::: RECORDS FOR THE EXERCISE :::

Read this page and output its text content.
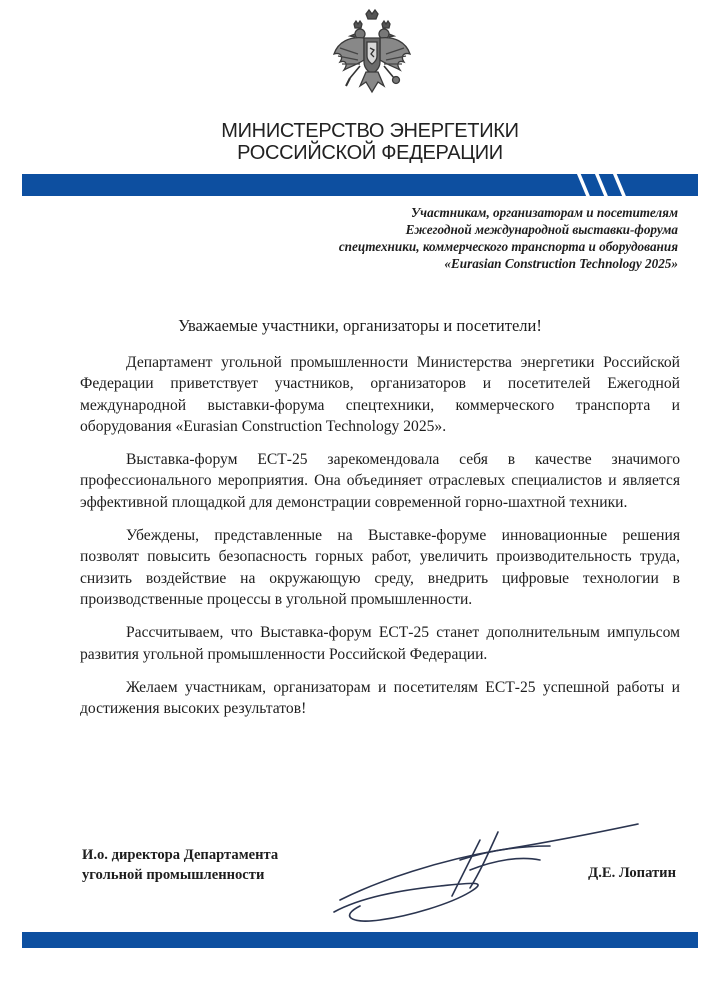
МИНИСТЕРСТВО ЭНЕРГЕТИКИ
РОССИЙСКОЙ ФЕДЕРАЦИИ
Участникам, организаторам и посетителям
Ежегодной международной выставки-форума
спецтехники, коммерческого транспорта и оборудования
«Eurasian Construction Technology 2025»
Уважаемые участники, организаторы и посетители!

Департамент угольной промышленности Министерства энергетики Российской Федерации приветствует участников, организаторов и посетителей Ежегодной международной выставки-форума спецтехники, коммерческого транспорта и оборудования «Eurasian Construction Technology 2025».

Выставка-форум ЕСТ-25 зарекомендовала себя в качестве значимого профессионального мероприятия. Она объединяет отраслевых специалистов и является эффективной площадкой для демонстрации современной горно-шахтной техники.

Убеждены, представленные на Выставке-форуме инновационные решения позволят повысить безопасность горных работ, увеличить производительность труда, снизить воздействие на окружающую среду, внедрить цифровые технологии в производственные процессы в угольной промышленности.

Рассчитываем, что Выставка-форум ЕСТ-25 станет дополнительным импульсом развития угольной промышленности Российской Федерации.

Желаем участникам, организаторам и посетителям ЕСТ-25 успешной работы и достижения высоких результатов!

И.о. директора Департамента
угольной промышленности	Д.Е. Лопатин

:::

→ TASK TO CARRY OUT: From the entries, copy out each line containing the word "посетителям".

→ SOLUTION FOR THIS EXERCISE:
Участникам, организаторам и посетителям
Желаем участникам, организаторам и посетителям ЕСТ-25 успешной работы и достижения высоких результатов!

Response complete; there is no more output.